Every entry that follows needs to be repeated exactly.

▶

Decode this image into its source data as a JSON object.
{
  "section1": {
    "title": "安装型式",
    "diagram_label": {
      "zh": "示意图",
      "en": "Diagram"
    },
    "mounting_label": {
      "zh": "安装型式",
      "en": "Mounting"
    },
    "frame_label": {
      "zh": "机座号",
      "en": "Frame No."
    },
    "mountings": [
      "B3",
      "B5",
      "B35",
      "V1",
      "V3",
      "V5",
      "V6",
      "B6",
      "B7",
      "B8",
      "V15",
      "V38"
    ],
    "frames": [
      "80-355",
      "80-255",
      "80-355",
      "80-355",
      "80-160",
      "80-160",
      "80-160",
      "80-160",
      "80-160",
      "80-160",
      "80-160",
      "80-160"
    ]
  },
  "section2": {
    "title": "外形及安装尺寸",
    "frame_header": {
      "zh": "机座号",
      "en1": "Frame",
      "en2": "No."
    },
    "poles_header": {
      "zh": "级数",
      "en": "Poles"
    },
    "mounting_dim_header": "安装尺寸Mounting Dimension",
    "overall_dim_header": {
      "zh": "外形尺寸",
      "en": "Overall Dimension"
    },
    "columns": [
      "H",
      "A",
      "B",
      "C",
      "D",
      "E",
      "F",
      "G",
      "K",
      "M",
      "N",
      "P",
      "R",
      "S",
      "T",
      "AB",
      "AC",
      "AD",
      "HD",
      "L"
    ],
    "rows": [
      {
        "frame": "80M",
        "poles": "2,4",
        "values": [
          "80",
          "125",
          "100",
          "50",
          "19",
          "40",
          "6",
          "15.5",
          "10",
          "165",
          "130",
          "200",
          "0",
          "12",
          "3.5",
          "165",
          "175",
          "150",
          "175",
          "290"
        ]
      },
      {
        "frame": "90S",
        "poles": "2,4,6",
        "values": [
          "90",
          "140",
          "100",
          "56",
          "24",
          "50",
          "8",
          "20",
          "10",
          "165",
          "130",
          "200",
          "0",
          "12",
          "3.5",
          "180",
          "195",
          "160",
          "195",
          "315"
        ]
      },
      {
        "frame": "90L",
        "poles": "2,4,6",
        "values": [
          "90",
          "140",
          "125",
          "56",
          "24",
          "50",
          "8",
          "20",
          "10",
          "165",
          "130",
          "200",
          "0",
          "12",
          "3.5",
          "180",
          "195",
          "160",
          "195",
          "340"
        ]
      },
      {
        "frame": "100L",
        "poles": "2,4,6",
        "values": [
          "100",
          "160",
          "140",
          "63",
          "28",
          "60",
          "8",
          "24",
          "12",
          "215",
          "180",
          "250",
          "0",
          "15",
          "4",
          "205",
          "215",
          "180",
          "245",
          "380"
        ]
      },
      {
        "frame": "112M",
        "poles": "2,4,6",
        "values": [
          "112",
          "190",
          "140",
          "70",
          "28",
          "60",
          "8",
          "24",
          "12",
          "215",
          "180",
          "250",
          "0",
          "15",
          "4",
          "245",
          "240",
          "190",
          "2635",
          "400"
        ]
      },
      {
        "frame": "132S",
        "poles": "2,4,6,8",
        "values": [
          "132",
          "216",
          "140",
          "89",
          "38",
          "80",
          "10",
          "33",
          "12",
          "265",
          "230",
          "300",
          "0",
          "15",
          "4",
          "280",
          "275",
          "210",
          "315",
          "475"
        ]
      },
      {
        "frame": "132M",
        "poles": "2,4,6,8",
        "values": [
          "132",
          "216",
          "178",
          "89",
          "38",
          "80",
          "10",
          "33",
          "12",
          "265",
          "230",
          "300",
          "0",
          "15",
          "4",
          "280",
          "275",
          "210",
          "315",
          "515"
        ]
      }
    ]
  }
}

◀

## TASK RESPONSE
Decode this image into its source data as a JSON object.
{
  "section1": {
    "title": "安装型式",
    "diagram_label": {
      "zh": "示意图",
      "en": "Diagram"
    },
    "mounting_label": {
      "zh": "安装型式",
      "en": "Mounting"
    },
    "frame_label": {
      "zh": "机座号",
      "en": "Frame No."
    },
    "mountings": [
      "B3",
      "B5",
      "B35",
      "V1",
      "V3",
      "V5",
      "V6",
      "B6",
      "B7",
      "B8",
      "V15",
      "V38"
    ],
    "frames": [
      "80-355",
      "80-255",
      "80-355",
      "80-355",
      "80-160",
      "80-160",
      "80-160",
      "80-160",
      "80-160",
      "80-160",
      "80-160",
      "80-160"
    ]
  },
  "section2": {
    "title": "外形及安装尺寸",
    "frame_header": {
      "zh": "机座号",
      "en1": "Frame",
      "en2": "No."
    },
    "poles_header": {
      "zh": "级数",
      "en": "Poles"
    },
    "mounting_dim_header": "安装尺寸Mounting Dimension",
    "overall_dim_header": {
      "zh": "外形尺寸",
      "en": "Overall Dimension"
    },
    "columns": [
      "H",
      "A",
      "B",
      "C",
      "D",
      "E",
      "F",
      "G",
      "K",
      "M",
      "N",
      "P",
      "R",
      "S",
      "T",
      "AB",
      "AC",
      "AD",
      "HD",
      "L"
    ],
    "rows": [
      {
        "frame": "80M",
        "poles": "2,4",
        "values": [
          "80",
          "125",
          "100",
          "50",
          "19",
          "40",
          "6",
          "15.5",
          "10",
          "165",
          "130",
          "200",
          "0",
          "12",
          "3.5",
          "165",
          "175",
          "150",
          "175",
          "290"
        ]
      },
      {
        "frame": "90S",
        "poles": "2,4,6",
        "values": [
          "90",
          "140",
          "100",
          "56",
          "24",
          "50",
          "8",
          "20",
          "10",
          "165",
          "130",
          "200",
          "0",
          "12",
          "3.5",
          "180",
          "195",
          "160",
          "195",
          "315"
        ]
      },
      {
        "frame": "90L",
        "poles": "2,4,6",
        "values": [
          "90",
          "140",
          "125",
          "56",
          "24",
          "50",
          "8",
          "20",
          "10",
          "165",
          "130",
          "200",
          "0",
          "12",
          "3.5",
          "180",
          "195",
          "160",
          "195",
          "340"
        ]
      },
      {
        "frame": "100L",
        "poles": "2,4,6",
        "values": [
          "100",
          "160",
          "140",
          "63",
          "28",
          "60",
          "8",
          "24",
          "12",
          "215",
          "180",
          "250",
          "0",
          "15",
          "4",
          "205",
          "215",
          "180",
          "245",
          "380"
        ]
      },
      {
        "frame": "112M",
        "poles": "2,4,6",
        "values": [
          "112",
          "190",
          "140",
          "70",
          "28",
          "60",
          "8",
          "24",
          "12",
          "215",
          "180",
          "250",
          "0",
          "15",
          "4",
          "245",
          "240",
          "190",
          "2635",
          "400"
        ]
      },
      {
        "frame": "132S",
        "poles": "2,4,6,8",
        "values": [
          "132",
          "216",
          "140",
          "89",
          "38",
          "80",
          "10",
          "33",
          "12",
          "265",
          "230",
          "300",
          "0",
          "15",
          "4",
          "280",
          "275",
          "210",
          "315",
          "475"
        ]
      },
      {
        "frame": "132M",
        "poles": "2,4,6,8",
        "values": [
          "132",
          "216",
          "178",
          "89",
          "38",
          "80",
          "10",
          "33",
          "12",
          "265",
          "230",
          "300",
          "0",
          "15",
          "4",
          "280",
          "275",
          "210",
          "315",
          "515"
        ]
      }
    ]
  }
}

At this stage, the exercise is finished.